Look through the records that follow. Copy every line containing the word "energie".

* Start *

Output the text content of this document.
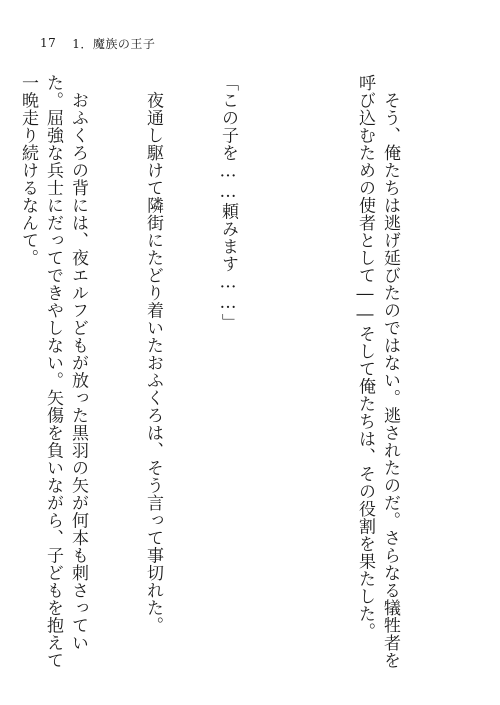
17 1．魔族の王子

　そう、俺たちは逃げ延びたのではない。逃されたのだ。さらなる犠牲者を呼び込むための使者として――そして俺たちは、その役割を果たした。

「この子を……頼みます……」

　夜通し駆けて隣街にたどり着いたおふくろは、そう言って事切れた。

　おふくろの背には、夜エルフどもが放った黒羽の矢が何本も刺さっていた。屈強な兵士にだってできやしない。矢傷を負いながら、子どもを抱えて一晩走り続けるなんて。
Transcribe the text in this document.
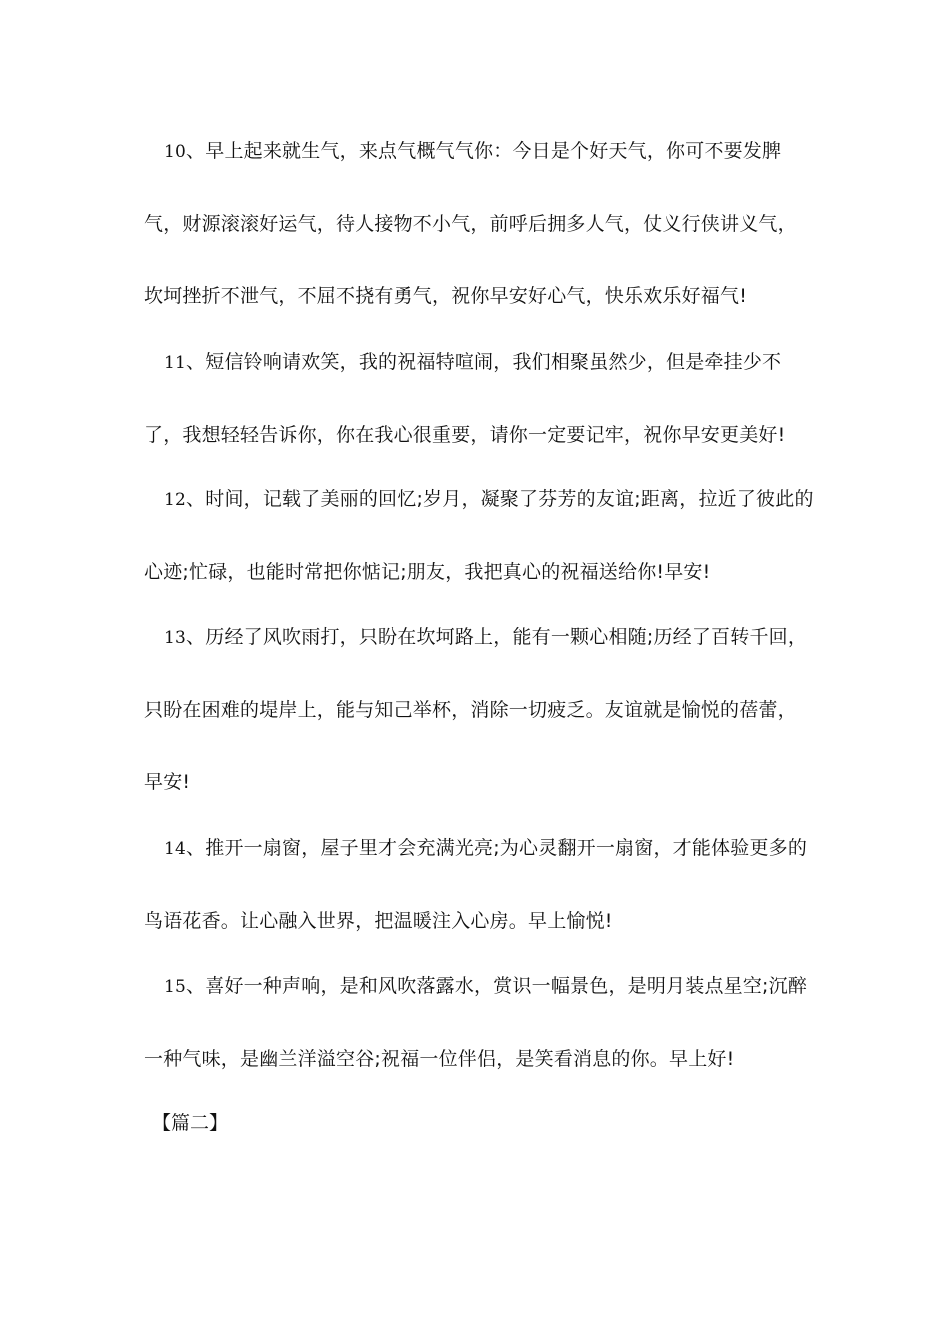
10、早上起来就生气，来点气概气气你：今日是个好天气，你可不要发脾气，财源滚滚好运气，待人接物不小气，前呼后拥多人气，仗义行侠讲义气，坎坷挫折不泄气，不屈不挠有勇气，祝你早安好心气，快乐欢乐好福气!

11、短信铃响请欢笑，我的祝福特喧闹，我们相聚虽然少，但是牵挂少不了，我想轻轻告诉你，你在我心很重要，请你一定要记牢，祝你早安更美好!

12、时间，记载了美丽的回忆;岁月，凝聚了芬芳的友谊;距离，拉近了彼此的心迹;忙碌，也能时常把你惦记;朋友，我把真心的祝福送给你!早安!

13、历经了风吹雨打，只盼在坎坷路上，能有一颗心相随;历经了百转千回，只盼在困难的堤岸上，能与知己举杯，消除一切疲乏。友谊就是愉悦的蓓蕾，早安!

14、推开一扇窗，屋子里才会充满光亮;为心灵翻开一扇窗，才能体验更多的鸟语花香。让心融入世界，把温暖注入心房。早上愉悦!

15、喜好一种声响，是和风吹落露水，赏识一幅景色，是明月装点星空;沉醉一种气味，是幽兰洋溢空谷;祝福一位伴侣，是笑看消息的你。早上好!

【篇二】
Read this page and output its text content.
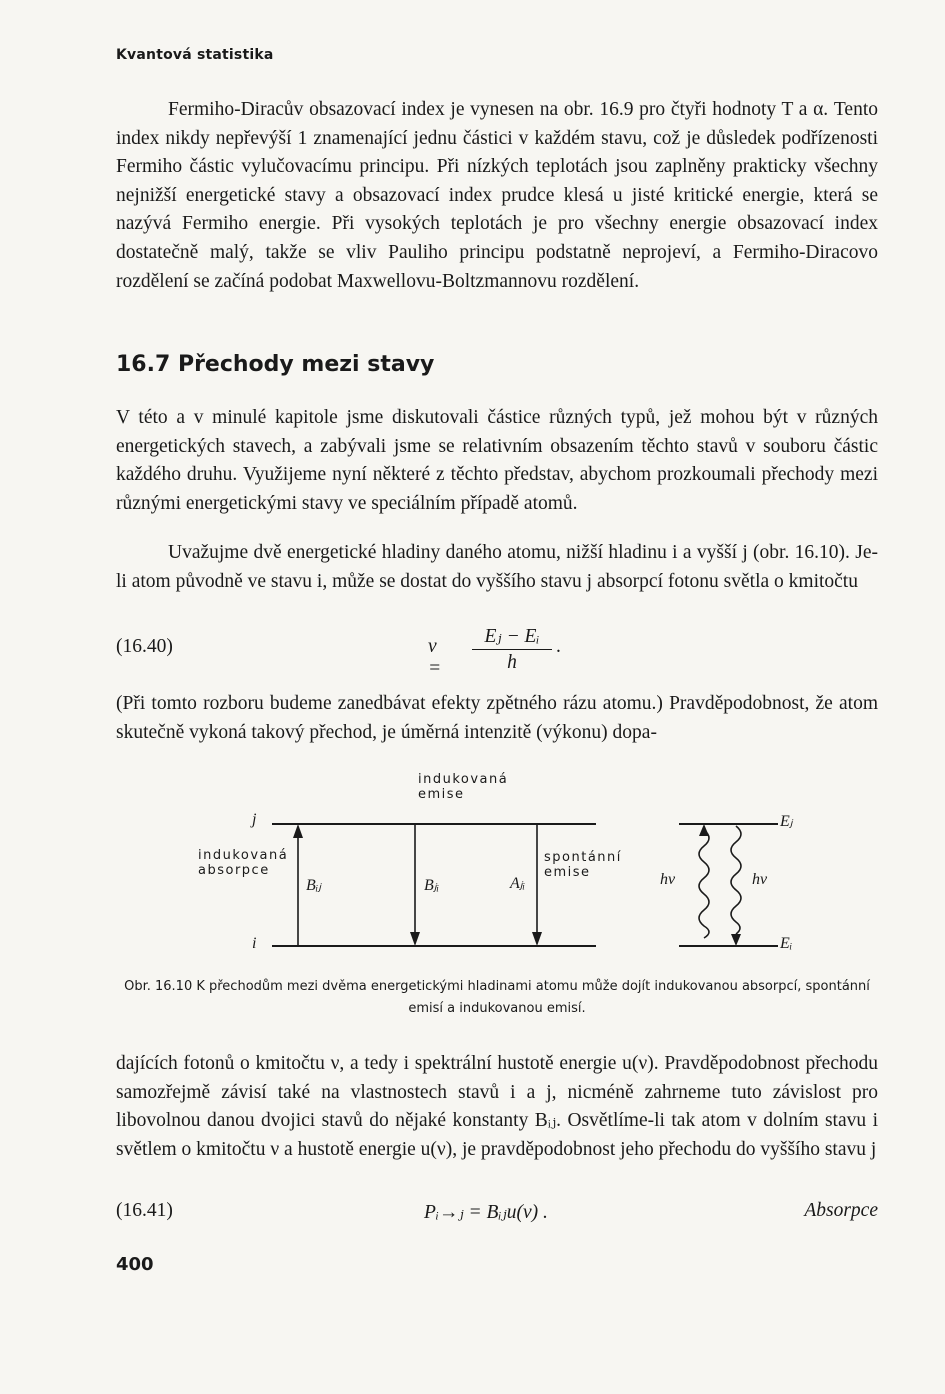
Kvantová statistika

Fermiho-Diracův obsazovací index je vynesen na obr. 16.9 pro čtyři hodnoty T a α. Tento index nikdy nepřevýší 1 znamenající jednu částici v každém stavu, což je důsledek podřízenosti Fermiho částic vylučovacímu principu. Při nízkých teplotách jsou zaplněny prakticky všechny nejnižší energetické stavy a obsazovací index prudce klesá u jisté kritické energie, která se nazývá Fermiho energie. Při vysokých teplotách je pro všechny energie obsazovací index dostatečně malý, takže se vliv Pauliho principu podstatně neprojeví, a Fermiho-Diracovo rozdělení se začíná podobat Maxwellovu-Boltzmannovu rozdělení.

16.7 Přechody mezi stavy

V této a v minulé kapitole jsme diskutovali částice různých typů, jež mohou být v různých energetických stavech, a zabývali jsme se relativním obsazením těchto stavů v souboru částic každého druhu. Využijeme nyní některé z těchto představ, abychom prozkoumali přechody mezi různými energetickými stavy ve speciálním případě atomů.

Uvažujme dvě energetické hladiny daného atomu, nižší hladinu i a vyšší j (obr. 16.10). Je-li atom původně ve stavu i, může se dostat do vyššího stavu j absorpcí fotonu světla o kmitočtu

(16.40)	$\nu = \frac{\text{Eⱼ − Eᵢ}}{h}$ .

(Při tomto rozboru budeme zanedbávat efekty zpětného rázu atomu.) Pravděpodobnost, že atom skutečně vykoná takový přechod, je úměrná intenzitě (výkonu) dopa-

indukovaná
emise
j
i
indukovaná
absorpce
spontánní
emise
Bᵢⱼ	Bⱼᵢ	Aⱼᵢ	hν	hν
Eⱼ
Eᵢ
Obr. 16.10 K přechodům mezi dvěma energetickými hladinami atomu může dojít indukovanou absorpcí, spontánní emisí a indukovanou emisí.

dajících fotonů o kmitočtu ν, a tedy i spektrální hustotě energie u(ν). Pravděpodobnost přechodu samozřejmě závisí také na vlastnostech stavů i a j, nicméně zahrneme tuto závislost pro libovolnou danou dvojici stavů do nějaké konstanty Bᵢⱼ. Osvětlíme-li tak atom v dolním stavu i světlem o kmitočtu ν a hustotě energie u(ν), je pravděpodobnost jeho přechodu do vyššího stavu j

(16.41)	Pᵢ→ⱼ = Bᵢⱼu(ν) .	Absorpce
400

* End *

Correct result
Fermiho-Diracův obsazovací index je vynesen na obr. 16.9 pro čtyři hodnoty T a α. Tento index nikdy nepřevýší 1 znamenající jednu částici v každém stavu, což je důsledek podřízenosti Fermiho částic vylučovacímu principu. Při nízkých teplotách jsou zaplněny prakticky všechny nejnižší energetické stavy a obsazovací index prudce klesá u jisté kritické energie, která se nazývá Fermiho energie. Při vysokých teplotách je pro všechny energie obsazovací index dostatečně malý, takže se vliv Pauliho principu podstatně neprojeví, a Fermiho-Diracovo rozdělení se začíná podobat Maxwellovu-Boltzmannovu rozdělení.
dajících fotonů o kmitočtu ν, a tedy i spektrální hustotě energie u(ν). Pravděpodobnost přechodu samozřejmě závisí také na vlastnostech stavů i a j, nicméně zahrneme tuto závislost pro libovolnou danou dvojici stavů do nějaké konstanty Bᵢⱼ. Osvětlíme-li tak atom v dolním stavu i světlem o kmitočtu ν a hustotě energie u(ν), je pravděpodobnost jeho přechodu do vyššího stavu j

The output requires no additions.